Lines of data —
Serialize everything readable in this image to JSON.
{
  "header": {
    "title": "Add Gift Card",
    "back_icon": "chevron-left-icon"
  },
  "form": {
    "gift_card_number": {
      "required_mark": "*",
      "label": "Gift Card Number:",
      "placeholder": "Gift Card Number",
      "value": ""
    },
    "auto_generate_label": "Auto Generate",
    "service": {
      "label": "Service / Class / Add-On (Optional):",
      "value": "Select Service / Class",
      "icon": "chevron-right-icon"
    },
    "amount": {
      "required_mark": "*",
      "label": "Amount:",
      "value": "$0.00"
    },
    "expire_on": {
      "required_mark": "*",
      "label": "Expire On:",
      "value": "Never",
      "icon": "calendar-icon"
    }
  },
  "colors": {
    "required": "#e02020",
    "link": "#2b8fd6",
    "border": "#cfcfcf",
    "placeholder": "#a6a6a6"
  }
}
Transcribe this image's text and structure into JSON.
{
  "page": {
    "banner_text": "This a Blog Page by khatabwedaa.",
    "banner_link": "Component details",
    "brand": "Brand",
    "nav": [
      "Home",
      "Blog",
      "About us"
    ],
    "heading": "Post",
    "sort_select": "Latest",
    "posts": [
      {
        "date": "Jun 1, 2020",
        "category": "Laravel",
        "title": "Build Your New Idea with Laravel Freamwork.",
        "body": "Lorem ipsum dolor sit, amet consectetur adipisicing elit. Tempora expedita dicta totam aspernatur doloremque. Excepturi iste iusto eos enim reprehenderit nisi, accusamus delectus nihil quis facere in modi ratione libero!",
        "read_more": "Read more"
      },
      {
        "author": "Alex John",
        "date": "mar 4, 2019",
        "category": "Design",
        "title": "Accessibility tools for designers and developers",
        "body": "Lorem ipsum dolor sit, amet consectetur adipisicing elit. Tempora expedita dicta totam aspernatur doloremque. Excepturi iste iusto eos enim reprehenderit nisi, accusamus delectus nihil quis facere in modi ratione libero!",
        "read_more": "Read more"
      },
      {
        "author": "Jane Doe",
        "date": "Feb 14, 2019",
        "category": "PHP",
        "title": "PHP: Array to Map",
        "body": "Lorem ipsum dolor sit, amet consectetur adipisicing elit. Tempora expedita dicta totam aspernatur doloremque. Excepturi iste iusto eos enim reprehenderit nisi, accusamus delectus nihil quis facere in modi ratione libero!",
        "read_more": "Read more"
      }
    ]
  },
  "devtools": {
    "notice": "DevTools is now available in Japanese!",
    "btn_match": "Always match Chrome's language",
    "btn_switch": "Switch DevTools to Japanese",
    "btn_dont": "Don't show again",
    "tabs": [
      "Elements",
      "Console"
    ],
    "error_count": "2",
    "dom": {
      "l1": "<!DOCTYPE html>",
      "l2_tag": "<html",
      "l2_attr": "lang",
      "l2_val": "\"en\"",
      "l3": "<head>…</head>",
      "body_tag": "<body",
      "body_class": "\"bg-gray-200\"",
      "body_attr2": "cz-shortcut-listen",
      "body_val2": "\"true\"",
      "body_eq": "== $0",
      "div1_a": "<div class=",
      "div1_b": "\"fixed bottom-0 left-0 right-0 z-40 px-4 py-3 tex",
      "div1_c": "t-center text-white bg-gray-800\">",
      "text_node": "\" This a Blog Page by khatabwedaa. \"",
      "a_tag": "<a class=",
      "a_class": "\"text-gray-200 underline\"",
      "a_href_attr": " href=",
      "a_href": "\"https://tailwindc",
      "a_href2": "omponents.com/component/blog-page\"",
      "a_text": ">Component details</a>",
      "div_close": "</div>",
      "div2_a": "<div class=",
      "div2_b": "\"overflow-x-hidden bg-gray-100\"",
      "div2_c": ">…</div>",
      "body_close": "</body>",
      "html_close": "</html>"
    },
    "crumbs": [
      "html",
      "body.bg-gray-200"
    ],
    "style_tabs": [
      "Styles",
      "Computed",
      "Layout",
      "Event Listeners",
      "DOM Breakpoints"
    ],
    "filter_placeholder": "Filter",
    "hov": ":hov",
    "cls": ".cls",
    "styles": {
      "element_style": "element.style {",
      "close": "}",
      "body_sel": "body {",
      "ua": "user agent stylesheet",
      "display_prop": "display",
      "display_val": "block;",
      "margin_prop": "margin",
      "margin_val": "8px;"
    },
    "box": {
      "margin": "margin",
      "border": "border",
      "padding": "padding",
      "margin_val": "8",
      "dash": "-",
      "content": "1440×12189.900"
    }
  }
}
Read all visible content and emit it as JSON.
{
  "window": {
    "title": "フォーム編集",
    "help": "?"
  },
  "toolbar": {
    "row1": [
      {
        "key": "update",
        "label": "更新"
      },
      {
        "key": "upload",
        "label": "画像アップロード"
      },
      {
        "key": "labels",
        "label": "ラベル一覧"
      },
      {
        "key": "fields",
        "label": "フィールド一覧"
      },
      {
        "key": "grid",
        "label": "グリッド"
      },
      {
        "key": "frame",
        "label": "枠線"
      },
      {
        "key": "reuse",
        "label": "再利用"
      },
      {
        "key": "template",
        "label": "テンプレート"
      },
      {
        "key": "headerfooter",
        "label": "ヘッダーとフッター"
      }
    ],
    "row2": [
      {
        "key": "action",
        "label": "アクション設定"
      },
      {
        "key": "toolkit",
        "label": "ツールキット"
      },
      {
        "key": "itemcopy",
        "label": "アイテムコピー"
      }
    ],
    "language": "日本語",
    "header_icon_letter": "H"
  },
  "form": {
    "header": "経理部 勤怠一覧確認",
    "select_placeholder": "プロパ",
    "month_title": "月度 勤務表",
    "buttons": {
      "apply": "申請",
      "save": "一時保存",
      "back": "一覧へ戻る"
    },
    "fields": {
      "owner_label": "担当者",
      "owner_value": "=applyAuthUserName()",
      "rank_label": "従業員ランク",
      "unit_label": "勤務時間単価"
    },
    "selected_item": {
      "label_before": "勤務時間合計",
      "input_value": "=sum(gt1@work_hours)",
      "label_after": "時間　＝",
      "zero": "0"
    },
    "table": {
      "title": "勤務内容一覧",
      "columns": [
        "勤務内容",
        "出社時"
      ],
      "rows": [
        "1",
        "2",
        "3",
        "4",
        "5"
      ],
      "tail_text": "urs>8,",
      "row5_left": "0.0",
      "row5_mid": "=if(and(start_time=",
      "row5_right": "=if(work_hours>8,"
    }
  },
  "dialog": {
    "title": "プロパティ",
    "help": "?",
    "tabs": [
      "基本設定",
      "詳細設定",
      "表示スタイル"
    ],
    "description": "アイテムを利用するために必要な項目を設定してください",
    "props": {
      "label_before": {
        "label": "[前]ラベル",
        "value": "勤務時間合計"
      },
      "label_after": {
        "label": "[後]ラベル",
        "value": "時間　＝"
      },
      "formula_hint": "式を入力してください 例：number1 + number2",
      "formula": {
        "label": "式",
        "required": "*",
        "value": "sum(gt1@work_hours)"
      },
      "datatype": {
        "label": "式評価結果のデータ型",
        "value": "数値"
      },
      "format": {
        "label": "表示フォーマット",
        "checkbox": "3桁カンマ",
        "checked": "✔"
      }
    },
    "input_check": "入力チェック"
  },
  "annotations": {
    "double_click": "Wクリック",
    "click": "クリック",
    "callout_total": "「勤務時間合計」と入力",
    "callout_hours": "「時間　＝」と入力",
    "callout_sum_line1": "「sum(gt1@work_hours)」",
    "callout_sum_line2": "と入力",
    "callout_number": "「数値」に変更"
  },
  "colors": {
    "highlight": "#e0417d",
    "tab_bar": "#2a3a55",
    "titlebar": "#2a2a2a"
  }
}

WHAT IS ASKED — The data above must be returned in full, exactly as written.

THE RESULT —
Serialize everything readable in this image to JSON.
{
  "header": {
    "title": "Add Gift Card",
    "back_icon": "chevron-left-icon"
  },
  "form": {
    "gift_card_number": {
      "required_mark": "*",
      "label": "Gift Card Number:",
      "placeholder": "Gift Card Number",
      "value": ""
    },
    "auto_generate_label": "Auto Generate",
    "service": {
      "label": "Service / Class / Add-On (Optional):",
      "value": "Select Service / Class",
      "icon": "chevron-right-icon"
    },
    "amount": {
      "required_mark": "*",
      "label": "Amount:",
      "value": "$0.00"
    },
    "expire_on": {
      "required_mark": "*",
      "label": "Expire On:",
      "value": "Never",
      "icon": "calendar-icon"
    }
  },
  "colors": {
    "required": "#e02020",
    "link": "#2b8fd6",
    "border": "#cfcfcf",
    "placeholder": "#a6a6a6"
  }
}
Transcribe this image's text and structure into JSON.
{
  "page": {
    "banner_text": "This a Blog Page by khatabwedaa.",
    "banner_link": "Component details",
    "brand": "Brand",
    "nav": [
      "Home",
      "Blog",
      "About us"
    ],
    "heading": "Post",
    "sort_select": "Latest",
    "posts": [
      {
        "date": "Jun 1, 2020",
        "category": "Laravel",
        "title": "Build Your New Idea with Laravel Freamwork.",
        "body": "Lorem ipsum dolor sit, amet consectetur adipisicing elit. Tempora expedita dicta totam aspernatur doloremque. Excepturi iste iusto eos enim reprehenderit nisi, accusamus delectus nihil quis facere in modi ratione libero!",
        "read_more": "Read more"
      },
      {
        "author": "Alex John",
        "date": "mar 4, 2019",
        "category": "Design",
        "title": "Accessibility tools for designers and developers",
        "body": "Lorem ipsum dolor sit, amet consectetur adipisicing elit. Tempora expedita dicta totam aspernatur doloremque. Excepturi iste iusto eos enim reprehenderit nisi, accusamus delectus nihil quis facere in modi ratione libero!",
        "read_more": "Read more"
      },
      {
        "author": "Jane Doe",
        "date": "Feb 14, 2019",
        "category": "PHP",
        "title": "PHP: Array to Map",
        "body": "Lorem ipsum dolor sit, amet consectetur adipisicing elit. Tempora expedita dicta totam aspernatur doloremque. Excepturi iste iusto eos enim reprehenderit nisi, accusamus delectus nihil quis facere in modi ratione libero!",
        "read_more": "Read more"
      }
    ]
  },
  "devtools": {
    "notice": "DevTools is now available in Japanese!",
    "btn_match": "Always match Chrome's language",
    "btn_switch": "Switch DevTools to Japanese",
    "btn_dont": "Don't show again",
    "tabs": [
      "Elements",
      "Console"
    ],
    "error_count": "2",
    "dom": {
      "l1": "<!DOCTYPE html>",
      "l2_tag": "<html",
      "l2_attr": "lang",
      "l2_val": "\"en\"",
      "l3": "<head>…</head>",
      "body_tag": "<body",
      "body_class": "\"bg-gray-200\"",
      "body_attr2": "cz-shortcut-listen",
      "body_val2": "\"true\"",
      "body_eq": "== $0",
      "div1_a": "<div class=",
      "div1_b": "\"fixed bottom-0 left-0 right-0 z-40 px-4 py-3 tex",
      "div1_c": "t-center text-white bg-gray-800\">",
      "text_node": "\" This a Blog Page by khatabwedaa. \"",
      "a_tag": "<a class=",
      "a_class": "\"text-gray-200 underline\"",
      "a_href_attr": " href=",
      "a_href": "\"https://tailwindc",
      "a_href2": "omponents.com/component/blog-page\"",
      "a_text": ">Component details</a>",
      "div_close": "</div>",
      "div2_a": "<div class=",
      "div2_b": "\"overflow-x-hidden bg-gray-100\"",
      "div2_c": ">…</div>",
      "body_close": "</body>",
      "html_close": "</html>"
    },
    "crumbs": [
      "html",
      "body.bg-gray-200"
    ],
    "style_tabs": [
      "Styles",
      "Computed",
      "Layout",
      "Event Listeners",
      "DOM Breakpoints"
    ],
    "filter_placeholder": "Filter",
    "hov": ":hov",
    "cls": ".cls",
    "styles": {
      "element_style": "element.style {",
      "close": "}",
      "body_sel": "body {",
      "ua": "user agent stylesheet",
      "display_prop": "display",
      "display_val": "block;",
      "margin_prop": "margin",
      "margin_val": "8px;"
    },
    "box": {
      "margin": "margin",
      "border": "border",
      "padding": "padding",
      "margin_val": "8",
      "dash": "-",
      "content": "1440×12189.900"
    }
  }
}
Read all visible content and emit it as JSON.
{
  "window": {
    "title": "フォーム編集",
    "help": "?"
  },
  "toolbar": {
    "row1": [
      {
        "key": "update",
        "label": "更新"
      },
      {
        "key": "upload",
        "label": "画像アップロード"
      },
      {
        "key": "labels",
        "label": "ラベル一覧"
      },
      {
        "key": "fields",
        "label": "フィールド一覧"
      },
      {
        "key": "grid",
        "label": "グリッド"
      },
      {
        "key": "frame",
        "label": "枠線"
      },
      {
        "key": "reuse",
        "label": "再利用"
      },
      {
        "key": "template",
        "label": "テンプレート"
      },
      {
        "key": "headerfooter",
        "label": "ヘッダーとフッター"
      }
    ],
    "row2": [
      {
        "key": "action",
        "label": "アクション設定"
      },
      {
        "key": "toolkit",
        "label": "ツールキット"
      },
      {
        "key": "itemcopy",
        "label": "アイテムコピー"
      }
    ],
    "language": "日本語",
    "header_icon_letter": "H"
  },
  "form": {
    "header": "経理部 勤怠一覧確認",
    "select_placeholder": "プロパ",
    "month_title": "月度 勤務表",
    "buttons": {
      "apply": "申請",
      "save": "一時保存",
      "back": "一覧へ戻る"
    },
    "fields": {
      "owner_label": "担当者",
      "owner_value": "=applyAuthUserName()",
      "rank_label": "従業員ランク",
      "unit_label": "勤務時間単価"
    },
    "selected_item": {
      "label_before": "勤務時間合計",
      "input_value": "=sum(gt1@work_hours)",
      "label_after": "時間　＝",
      "zero": "0"
    },
    "table": {
      "title": "勤務内容一覧",
      "columns": [
        "勤務内容",
        "出社時"
      ],
      "rows": [
        "1",
        "2",
        "3",
        "4",
        "5"
      ],
      "tail_text": "urs>8,",
      "row5_left": "0.0",
      "row5_mid": "=if(and(start_time=",
      "row5_right": "=if(work_hours>8,"
    }
  },
  "dialog": {
    "title": "プロパティ",
    "help": "?",
    "tabs": [
      "基本設定",
      "詳細設定",
      "表示スタイル"
    ],
    "description": "アイテムを利用するために必要な項目を設定してください",
    "props": {
      "label_before": {
        "label": "[前]ラベル",
        "value": "勤務時間合計"
      },
      "label_after": {
        "label": "[後]ラベル",
        "value": "時間　＝"
      },
      "formula_hint": "式を入力してください 例：number1 + number2",
      "formula": {
        "label": "式",
        "required": "*",
        "value": "sum(gt1@work_hours)"
      },
      "datatype": {
        "label": "式評価結果のデータ型",
        "value": "数値"
      },
      "format": {
        "label": "表示フォーマット",
        "checkbox": "3桁カンマ",
        "checked": "✔"
      }
    },
    "input_check": "入力チェック"
  },
  "annotations": {
    "double_click": "Wクリック",
    "click": "クリック",
    "callout_total": "「勤務時間合計」と入力",
    "callout_hours": "「時間　＝」と入力",
    "callout_sum_line1": "「sum(gt1@work_hours)」",
    "callout_sum_line2": "と入力",
    "callout_number": "「数値」に変更"
  },
  "colors": {
    "highlight": "#e0417d",
    "tab_bar": "#2a3a55",
    "titlebar": "#2a2a2a"
  }
}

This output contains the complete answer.